**GOAL OF THE EXERCISE**
Reproduce all entries precisely, down to the last character.

**DATA SECTION**
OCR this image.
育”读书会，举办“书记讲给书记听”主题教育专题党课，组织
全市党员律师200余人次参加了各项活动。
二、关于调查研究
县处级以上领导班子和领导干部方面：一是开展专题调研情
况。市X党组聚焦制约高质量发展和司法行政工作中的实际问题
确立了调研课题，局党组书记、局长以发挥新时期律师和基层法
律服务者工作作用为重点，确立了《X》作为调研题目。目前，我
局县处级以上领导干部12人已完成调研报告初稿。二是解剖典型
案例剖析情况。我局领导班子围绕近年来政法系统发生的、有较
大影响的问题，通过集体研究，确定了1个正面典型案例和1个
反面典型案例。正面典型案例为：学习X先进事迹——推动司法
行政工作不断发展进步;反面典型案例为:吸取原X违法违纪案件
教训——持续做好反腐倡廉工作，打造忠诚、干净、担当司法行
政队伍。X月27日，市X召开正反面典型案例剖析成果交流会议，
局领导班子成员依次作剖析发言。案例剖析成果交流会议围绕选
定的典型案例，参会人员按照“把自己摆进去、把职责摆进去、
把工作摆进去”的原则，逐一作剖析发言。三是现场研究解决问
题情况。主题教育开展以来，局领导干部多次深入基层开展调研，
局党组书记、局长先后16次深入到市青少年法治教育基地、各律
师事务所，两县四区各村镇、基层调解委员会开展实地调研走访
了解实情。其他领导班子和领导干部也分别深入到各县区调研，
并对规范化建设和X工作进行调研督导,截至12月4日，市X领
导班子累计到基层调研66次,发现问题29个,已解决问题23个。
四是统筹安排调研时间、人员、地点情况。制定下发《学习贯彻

**CORRECT RESPONSE**
OCR this image.
育”读书会，举办“书记讲给书记听”主题教育专题党课，组织
全市党员律师200余人次参加了各项活动。
二、关于调查研究
县处级以上领导班子和领导干部方面：一是开展专题调研情
况。市X党组聚焦制约高质量发展和司法行政工作中的实际问题
确立了调研课题，局党组书记、局长以发挥新时期律师和基层法
律服务者工作作用为重点，确立了《X》作为调研题目。目前，我
局县处级以上领导干部12人已完成调研报告初稿。二是解剖典型
案例剖析情况。我局领导班子围绕近年来政法系统发生的、有较
大影响的问题，通过集体研究，确定了1个正面典型案例和1个
反面典型案例。正面典型案例为：学习X先进事迹——推动司法
行政工作不断发展进步;反面典型案例为:吸取原X违法违纪案件
教训——持续做好反腐倡廉工作，打造忠诚、干净、担当司法行
政队伍。X月27日，市X召开正反面典型案例剖析成果交流会议，
局领导班子成员依次作剖析发言。案例剖析成果交流会议围绕选
定的典型案例，参会人员按照“把自己摆进去、把职责摆进去、
把工作摆进去”的原则，逐一作剖析发言。三是现场研究解决问
题情况。主题教育开展以来，局领导干部多次深入基层开展调研，
局党组书记、局长先后16次深入到市青少年法治教育基地、各律
师事务所，两县四区各村镇、基层调解委员会开展实地调研走访
了解实情。其他领导班子和领导干部也分别深入到各县区调研，
并对规范化建设和X工作进行调研督导,截至12月4日，市X领
导班子累计到基层调研66次,发现问题29个,已解决问题23个。
四是统筹安排调研时间、人员、地点情况。制定下发《学习贯彻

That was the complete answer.